• [Task goal]: Leave out the images and repeat the listing below without a single change.

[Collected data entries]

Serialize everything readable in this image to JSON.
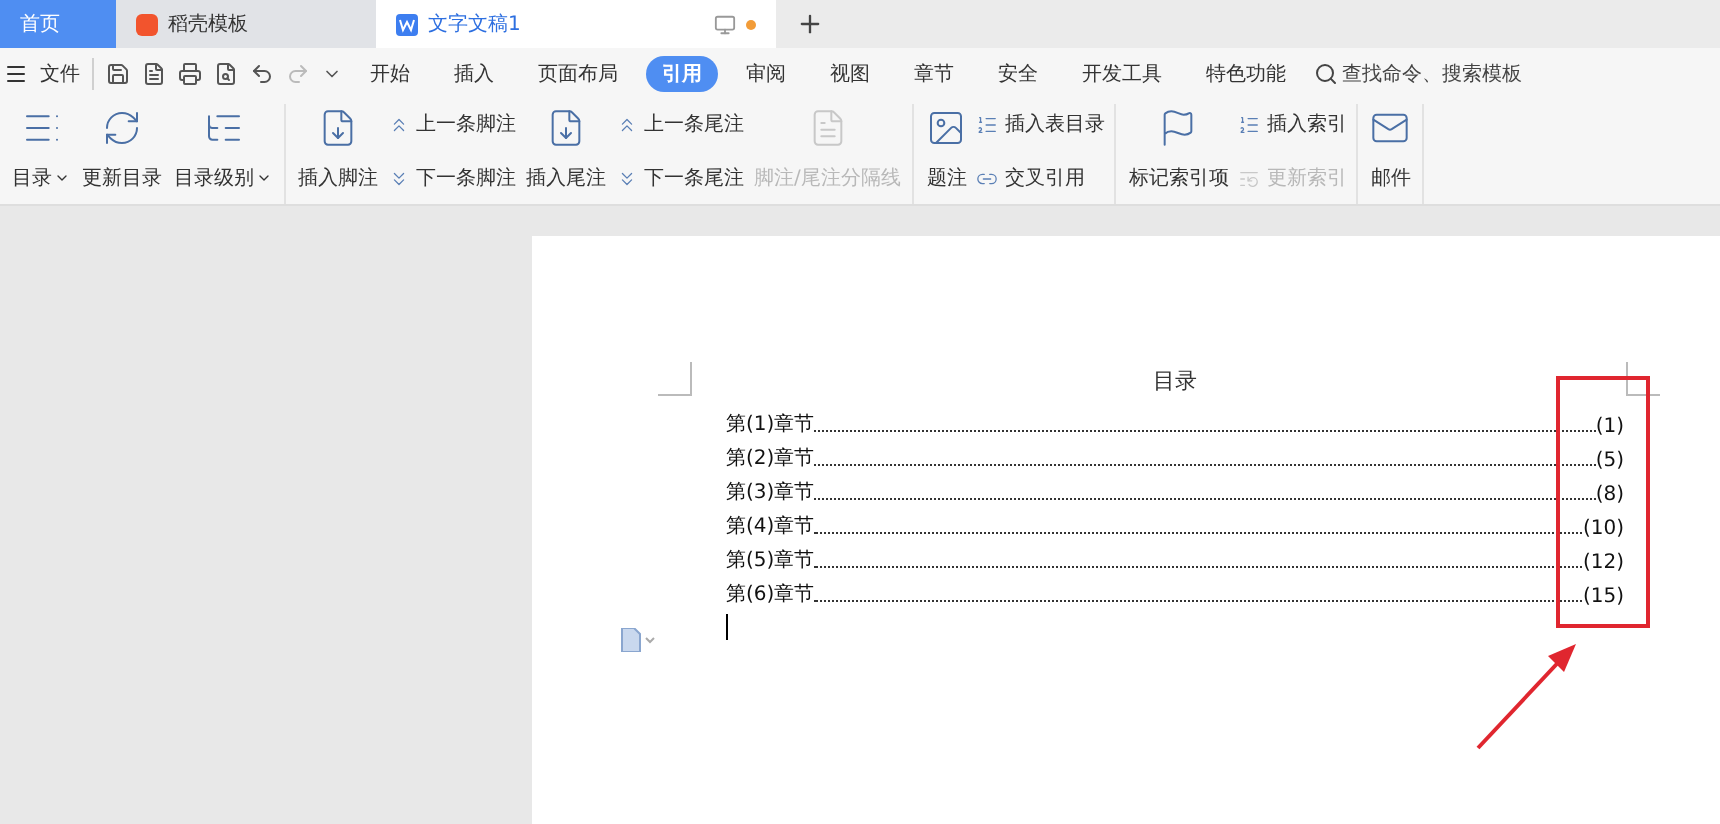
{
  "tabs": [
    {
      "label": "首页",
      "kind": "home",
      "selected": false
    },
    {
      "label": "稻壳模板",
      "kind": "app",
      "selected": false
    },
    {
      "label": "文字文稿1",
      "kind": "doc",
      "selected": true,
      "modified": true
    }
  ],
  "menu": {
    "file": "文件",
    "items": [
      {
        "label": "开始",
        "selected": false
      },
      {
        "label": "插入",
        "selected": false
      },
      {
        "label": "页面布局",
        "selected": false
      },
      {
        "label": "引用",
        "selected": true
      },
      {
        "label": "审阅",
        "selected": false
      },
      {
        "label": "视图",
        "selected": false
      },
      {
        "label": "章节",
        "selected": false
      },
      {
        "label": "安全",
        "selected": false
      },
      {
        "label": "开发工具",
        "selected": false
      },
      {
        "label": "特色功能",
        "selected": false
      }
    ],
    "search": {
      "placeholder": "查找命令、搜索模板"
    }
  },
  "ribbon": [
    {
      "columns": [
        {
          "kind": "large",
          "label": "目录",
          "dropdown": true,
          "disabled": false
        },
        {
          "kind": "large",
          "label": "更新目录",
          "dropdown": false,
          "disabled": false
        },
        {
          "kind": "large",
          "label": "目录级别",
          "dropdown": true,
          "disabled": false
        }
      ]
    },
    {
      "columns": [
        {
          "kind": "large",
          "label": "插入脚注",
          "dropdown": false,
          "disabled": false
        },
        {
          "kind": "small",
          "items": [
            {
              "label": "上一条脚注",
              "disabled": false
            },
            {
              "label": "下一条脚注",
              "disabled": false
            }
          ]
        },
        {
          "kind": "large",
          "label": "插入尾注",
          "dropdown": false,
          "disabled": false
        },
        {
          "kind": "small",
          "items": [
            {
              "label": "上一条尾注",
              "disabled": false
            },
            {
              "label": "下一条尾注",
              "disabled": false
            }
          ]
        },
        {
          "kind": "large",
          "label": "脚注/尾注分隔线",
          "dropdown": false,
          "disabled": true
        }
      ]
    },
    {
      "columns": [
        {
          "kind": "large",
          "label": "题注",
          "dropdown": false,
          "disabled": false
        },
        {
          "kind": "small",
          "items": [
            {
              "label": "插入表目录",
              "disabled": false
            },
            {
              "label": "交叉引用",
              "disabled": false
            }
          ]
        }
      ]
    },
    {
      "columns": [
        {
          "kind": "large",
          "label": "标记索引项",
          "dropdown": false,
          "disabled": false
        },
        {
          "kind": "small",
          "items": [
            {
              "label": "插入索引",
              "disabled": false
            },
            {
              "label": "更新索引",
              "disabled": true
            }
          ]
        }
      ]
    },
    {
      "columns": [
        {
          "kind": "large",
          "label": "邮件",
          "dropdown": false,
          "disabled": false
        }
      ]
    }
  ],
  "document": {
    "title": "目录",
    "entries": [
      {
        "title": "第(1)章节",
        "page": "(1)"
      },
      {
        "title": "第(2)章节",
        "page": "(5)"
      },
      {
        "title": "第(3)章节",
        "page": "(8)"
      },
      {
        "title": "第(4)章节",
        "page": "(10)"
      },
      {
        "title": "第(5)章节",
        "page": "(12)"
      },
      {
        "title": "第(6)章节",
        "page": "(15)"
      }
    ]
  }
}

• [Written answer]:
Serialize everything readable in this image to JSON.
{
  "tabs": [
    {
      "label": "首页",
      "kind": "home",
      "selected": false
    },
    {
      "label": "稻壳模板",
      "kind": "app",
      "selected": false
    },
    {
      "label": "文字文稿1",
      "kind": "doc",
      "selected": true,
      "modified": true
    }
  ],
  "menu": {
    "file": "文件",
    "items": [
      {
        "label": "开始",
        "selected": false
      },
      {
        "label": "插入",
        "selected": false
      },
      {
        "label": "页面布局",
        "selected": false
      },
      {
        "label": "引用",
        "selected": true
      },
      {
        "label": "审阅",
        "selected": false
      },
      {
        "label": "视图",
        "selected": false
      },
      {
        "label": "章节",
        "selected": false
      },
      {
        "label": "安全",
        "selected": false
      },
      {
        "label": "开发工具",
        "selected": false
      },
      {
        "label": "特色功能",
        "selected": false
      }
    ],
    "search": {
      "placeholder": "查找命令、搜索模板"
    }
  },
  "ribbon": [
    {
      "columns": [
        {
          "kind": "large",
          "label": "目录",
          "dropdown": true,
          "disabled": false
        },
        {
          "kind": "large",
          "label": "更新目录",
          "dropdown": false,
          "disabled": false
        },
        {
          "kind": "large",
          "label": "目录级别",
          "dropdown": true,
          "disabled": false
        }
      ]
    },
    {
      "columns": [
        {
          "kind": "large",
          "label": "插入脚注",
          "dropdown": false,
          "disabled": false
        },
        {
          "kind": "small",
          "items": [
            {
              "label": "上一条脚注",
              "disabled": false
            },
            {
              "label": "下一条脚注",
              "disabled": false
            }
          ]
        },
        {
          "kind": "large",
          "label": "插入尾注",
          "dropdown": false,
          "disabled": false
        },
        {
          "kind": "small",
          "items": [
            {
              "label": "上一条尾注",
              "disabled": false
            },
            {
              "label": "下一条尾注",
              "disabled": false
            }
          ]
        },
        {
          "kind": "large",
          "label": "脚注/尾注分隔线",
          "dropdown": false,
          "disabled": true
        }
      ]
    },
    {
      "columns": [
        {
          "kind": "large",
          "label": "题注",
          "dropdown": false,
          "disabled": false
        },
        {
          "kind": "small",
          "items": [
            {
              "label": "插入表目录",
              "disabled": false
            },
            {
              "label": "交叉引用",
              "disabled": false
            }
          ]
        }
      ]
    },
    {
      "columns": [
        {
          "kind": "large",
          "label": "标记索引项",
          "dropdown": false,
          "disabled": false
        },
        {
          "kind": "small",
          "items": [
            {
              "label": "插入索引",
              "disabled": false
            },
            {
              "label": "更新索引",
              "disabled": true
            }
          ]
        }
      ]
    },
    {
      "columns": [
        {
          "kind": "large",
          "label": "邮件",
          "dropdown": false,
          "disabled": false
        }
      ]
    }
  ],
  "document": {
    "title": "目录",
    "entries": [
      {
        "title": "第(1)章节",
        "page": "(1)"
      },
      {
        "title": "第(2)章节",
        "page": "(5)"
      },
      {
        "title": "第(3)章节",
        "page": "(8)"
      },
      {
        "title": "第(4)章节",
        "page": "(10)"
      },
      {
        "title": "第(5)章节",
        "page": "(12)"
      },
      {
        "title": "第(6)章节",
        "page": "(15)"
      }
    ]
  }
}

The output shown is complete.